┌─ DATA FOR THIS EXERCISE

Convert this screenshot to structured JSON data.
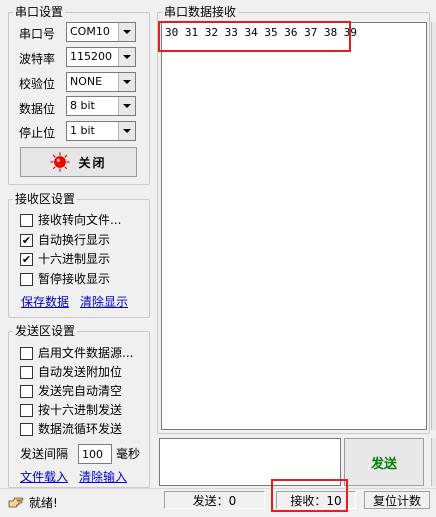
{
  "serial_settings": {
    "title": "串口设置",
    "port_label": "串口号",
    "port_value": "COM10",
    "baud_label": "波特率",
    "baud_value": "115200",
    "parity_label": "校验位",
    "parity_value": "NONE",
    "databits_label": "数据位",
    "databits_value": "8 bit",
    "stopbits_label": "停止位",
    "stopbits_value": "1 bit",
    "close_button_label": "关闭",
    "status_light_color": "#ff0000"
  },
  "receive_settings": {
    "title": "接收区设置",
    "options": [
      {
        "label": "接收转向文件...",
        "checked": false
      },
      {
        "label": "自动换行显示",
        "checked": true
      },
      {
        "label": "十六进制显示",
        "checked": true
      },
      {
        "label": "暂停接收显示",
        "checked": false
      }
    ],
    "save_link": "保存数据",
    "clear_link": "清除显示"
  },
  "send_settings": {
    "title": "发送区设置",
    "options": [
      {
        "label": "启用文件数据源...",
        "checked": false
      },
      {
        "label": "自动发送附加位",
        "checked": false
      },
      {
        "label": "发送完自动清空",
        "checked": false
      },
      {
        "label": "按十六进制发送",
        "checked": false
      },
      {
        "label": "数据流循环发送",
        "checked": false
      }
    ],
    "interval_label": "发送间隔",
    "interval_value": "100",
    "interval_unit": "毫秒",
    "load_file_link": "文件载入",
    "clear_input_link": "清除输入"
  },
  "receive_area": {
    "title": "串口数据接收",
    "content": "30 31 32 33 34 35 36 37 38 39"
  },
  "send_area": {
    "content": "",
    "send_button_label": "发送"
  },
  "status_bar": {
    "ready_text": "就绪!",
    "sent_text": "发送：0",
    "received_text": "接收：10",
    "reset_label": "复位计数"
  },
  "colors": {
    "highlight_box": "#e02020",
    "send_button_text": "#008000",
    "link": "#0000cc"
  }
}
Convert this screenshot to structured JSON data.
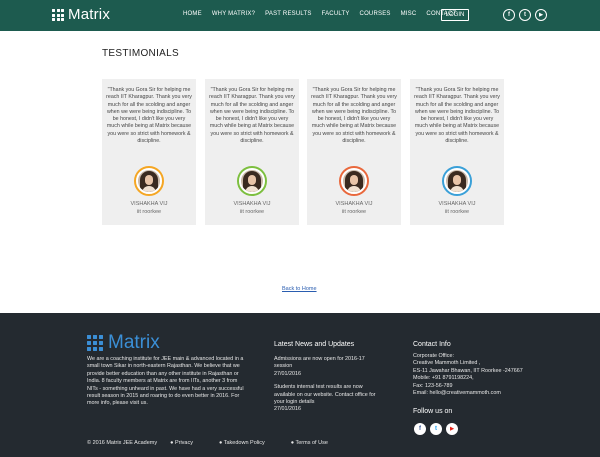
{
  "header": {
    "brand": "Matrix",
    "nav": [
      "HOME",
      "WHY MATRIX?",
      "PAST RESULTS",
      "FACULTY",
      "COURSES",
      "MISC",
      "CONTACT"
    ],
    "login_label": "LOGIN",
    "social": [
      {
        "icon": "facebook-icon",
        "glyph": "f"
      },
      {
        "icon": "twitter-icon",
        "glyph": "t"
      },
      {
        "icon": "youtube-icon",
        "glyph": "▶"
      }
    ]
  },
  "testimonials": {
    "title": "TESTIMONIALS",
    "items": [
      {
        "quote": "\"Thank you Gora Sir for helping me reach IIT Kharagpur. Thank you very much for all the scolding and anger when we were being indiscipline. To be honest, I didn't like you very much while being at Matrix because you were so strict with homework & discipline.",
        "name": "VISHAKHA VIJ",
        "college": "iit roorkee",
        "ring_color": "#f5a623"
      },
      {
        "quote": "\"Thank you Gora Sir for helping me reach IIT Kharagpur. Thank you very much for all the scolding and anger when we were being indiscipline. To be honest, I didn't like you very much while being at Matrix because you were so strict with homework & discipline.",
        "name": "VISHAKHA VIJ",
        "college": "iit roorkee",
        "ring_color": "#7dbf3f"
      },
      {
        "quote": "\"Thank you Gora Sir for helping me reach IIT Kharagpur. Thank you very much for all the scolding and anger when we were being indiscipline. To be honest, I didn't like you very much while being at Matrix because you were so strict with homework & discipline.",
        "name": "VISHAKHA VIJ",
        "college": "iit roorkee",
        "ring_color": "#e9683c"
      },
      {
        "quote": "\"Thank you Gora Sir for helping me reach IIT Kharagpur. Thank you very much for all the scolding and anger when we were being indiscipline. To be honest, I didn't like you very much while being at Matrix because you were so strict with homework & discipline.",
        "name": "VISHAKHA VIJ",
        "college": "iit roorkee",
        "ring_color": "#3aa0d8"
      }
    ]
  },
  "back_link": "Back to Home",
  "footer": {
    "brand": "Matrix",
    "about": "We are a coaching institute for JEE main & advanced located in a small town Sikar in north-eastern Rajasthan. We believe that we provide better education than any other institute in Rajasthan or India. 8 faculty members at Matrix are from IITs, another 3 from NITs - something unheard in past. We have had a very successful result season in 2015 and roaring to do even better in 2016. For more info, please visit us.",
    "news_title": "Latest News and Updates",
    "news": [
      {
        "text": "Admissions are now open for 2016-17 session",
        "date": "27/01/2016"
      },
      {
        "text": "Students internal test results are now available on our website. Contact office for your login details",
        "date": "27/01/2016"
      }
    ],
    "contact_title": "Contact Info",
    "contact_lines": [
      "Corporate Office:",
      "Creative Mammoth Limited ,",
      "ES-11 Jawahar Bhawan, IIT Roorkee -247667",
      "Mobile: +91 8791198224,",
      "Fax: 123-56-789",
      "Email: hello@creativemammoth.com"
    ],
    "follow_title": "Follow us on",
    "follow_social": [
      {
        "icon": "facebook-icon",
        "glyph": "f",
        "color": "#3b5998"
      },
      {
        "icon": "twitter-icon",
        "glyph": "t",
        "color": "#1da1f2"
      },
      {
        "icon": "youtube-icon",
        "glyph": "▶",
        "color": "#e62117"
      }
    ],
    "copyright": "© 2016 Matrix JEE Academy",
    "links": [
      "Privacy",
      "Takedown Policy",
      "Terms of Use"
    ]
  }
}
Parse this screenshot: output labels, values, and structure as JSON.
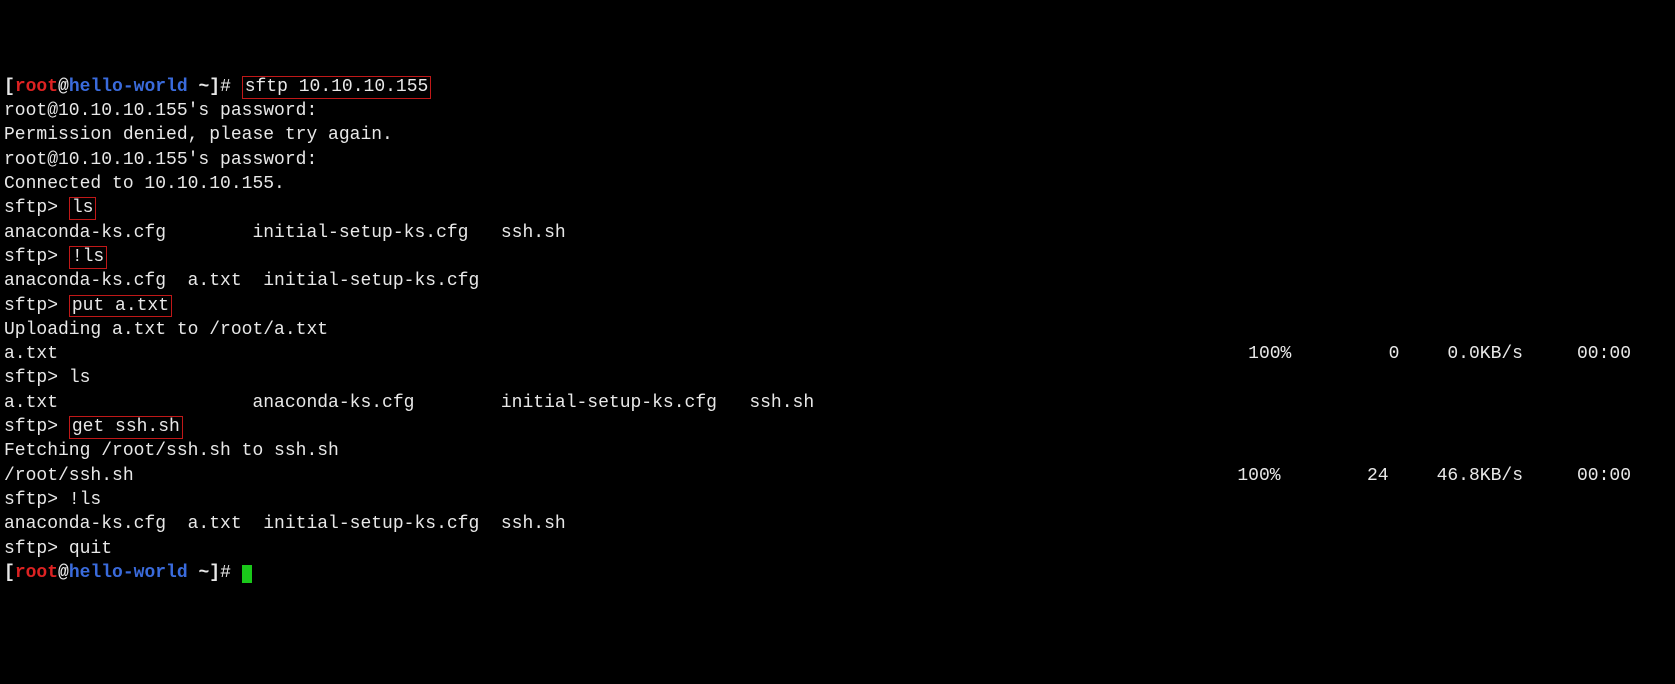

└─

# [WHAT YOU SHOULD DO]
Write every record out again exactly; no pictures belong in the copy.

# [RESULT OF THIS TASK]
Convert this screenshot to structured JSON data.
{
  "serial_settings": {
    "title": "串口设置",
    "port_label": "串口号",
    "port_value": "COM10",
    "baud_label": "波特率",
    "baud_value": "115200",
    "parity_label": "校验位",
    "parity_value": "NONE",
    "databits_label": "数据位",
    "databits_value": "8 bit",
    "stopbits_label": "停止位",
    "stopbits_value": "1 bit",
    "close_button_label": "关闭",
    "status_light_color": "#ff0000"
  },
  "receive_settings": {
    "title": "接收区设置",
    "options": [
      {
        "label": "接收转向文件...",
        "checked": false
      },
      {
        "label": "自动换行显示",
        "checked": true
      },
      {
        "label": "十六进制显示",
        "checked": true
      },
      {
        "label": "暂停接收显示",
        "checked": false
      }
    ],
    "save_link": "保存数据",
    "clear_link": "清除显示"
  },
  "send_settings": {
    "title": "发送区设置",
    "options": [
      {
        "label": "启用文件数据源...",
        "checked": false
      },
      {
        "label": "自动发送附加位",
        "checked": false
      },
      {
        "label": "发送完自动清空",
        "checked": false
      },
      {
        "label": "按十六进制发送",
        "checked": false
      },
      {
        "label": "数据流循环发送",
        "checked": false
      }
    ],
    "interval_label": "发送间隔",
    "interval_value": "100",
    "interval_unit": "毫秒",
    "load_file_link": "文件载入",
    "clear_input_link": "清除输入"
  },
  "receive_area": {
    "title": "串口数据接收",
    "content": "30 31 32 33 34 35 36 37 38 39"
  },
  "send_area": {
    "content": "",
    "send_button_label": "发送"
  },
  "status_bar": {
    "ready_text": "就绪!",
    "sent_text": "发送：0",
    "received_text": "接收：10",
    "reset_label": "复位计数"
  },
  "colors": {
    "highlight_box": "#e02020",
    "send_button_text": "#008000",
    "link": "#0000cc"
  }
}
Convert this screenshot to structured JSON data.
{
  "header": {
    "brand": "Matrix",
    "nav": [
      "HOME",
      "WHY MATRIX?",
      "PAST RESULTS",
      "FACULTY",
      "COURSES",
      "MISC",
      "CONTACT"
    ],
    "login_label": "LOGIN",
    "social": [
      {
        "icon": "facebook-icon",
        "glyph": "f"
      },
      {
        "icon": "twitter-icon",
        "glyph": "t"
      },
      {
        "icon": "youtube-icon",
        "glyph": "▶"
      }
    ]
  },
  "testimonials": {
    "title": "TESTIMONIALS",
    "items": [
      {
        "quote": "\"Thank you Gora Sir for helping me reach IIT Kharagpur. Thank you very much for all the scolding and anger when we were being indiscipline. To be honest, I didn't like you very much while being at Matrix because you were so strict with homework & discipline.",
        "name": "VISHAKHA VIJ",
        "college": "iit roorkee",
        "ring_color": "#f5a623"
      },
      {
        "quote": "\"Thank you Gora Sir for helping me reach IIT Kharagpur. Thank you very much for all the scolding and anger when we were being indiscipline. To be honest, I didn't like you very much while being at Matrix because you were so strict with homework & discipline.",
        "name": "VISHAKHA VIJ",
        "college": "iit roorkee",
        "ring_color": "#7dbf3f"
      },
      {
        "quote": "\"Thank you Gora Sir for helping me reach IIT Kharagpur. Thank you very much for all the scolding and anger when we were being indiscipline. To be honest, I didn't like you very much while being at Matrix because you were so strict with homework & discipline.",
        "name": "VISHAKHA VIJ",
        "college": "iit roorkee",
        "ring_color": "#e9683c"
      },
      {
        "quote": "\"Thank you Gora Sir for helping me reach IIT Kharagpur. Thank you very much for all the scolding and anger when we were being indiscipline. To be honest, I didn't like you very much while being at Matrix because you were so strict with homework & discipline.",
        "name": "VISHAKHA VIJ",
        "college": "iit roorkee",
        "ring_color": "#3aa0d8"
      }
    ]
  },
  "back_link": "Back to Home",
  "footer": {
    "brand": "Matrix",
    "about": "We are a coaching institute for JEE main & advanced located in a small town Sikar in north-eastern Rajasthan. We believe that we provide better education than any other institute in Rajasthan or India. 8 faculty members at Matrix are from IITs, another 3 from NITs - something unheard in past. We have had a very successful result season in 2015 and roaring to do even better in 2016. For more info, please visit us.",
    "news_title": "Latest News and Updates",
    "news": [
      {
        "text": "Admissions are now open for 2016-17 session",
        "date": "27/01/2016"
      },
      {
        "text": "Students internal test results are now available on our website. Contact office for your login details",
        "date": "27/01/2016"
      }
    ],
    "contact_title": "Contact Info",
    "contact_lines": [
      "Corporate Office:",
      "Creative Mammoth Limited ,",
      "ES-11 Jawahar Bhawan, IIT Roorkee -247667",
      "Mobile: +91 8791198224,",
      "Fax: 123-56-789",
      "Email: hello@creativemammoth.com"
    ],
    "follow_title": "Follow us on",
    "follow_social": [
      {
        "icon": "facebook-icon",
        "glyph": "f",
        "color": "#3b5998"
      },
      {
        "icon": "twitter-icon",
        "glyph": "t",
        "color": "#1da1f2"
      },
      {
        "icon": "youtube-icon",
        "glyph": "▶",
        "color": "#e62117"
      }
    ],
    "copyright": "© 2016 Matrix JEE Academy",
    "links": [
      "Privacy",
      "Takedown Policy",
      "Terms of Use"
    ]
  }
}
Parse this screenshot: output labels, values, and structure as JSON.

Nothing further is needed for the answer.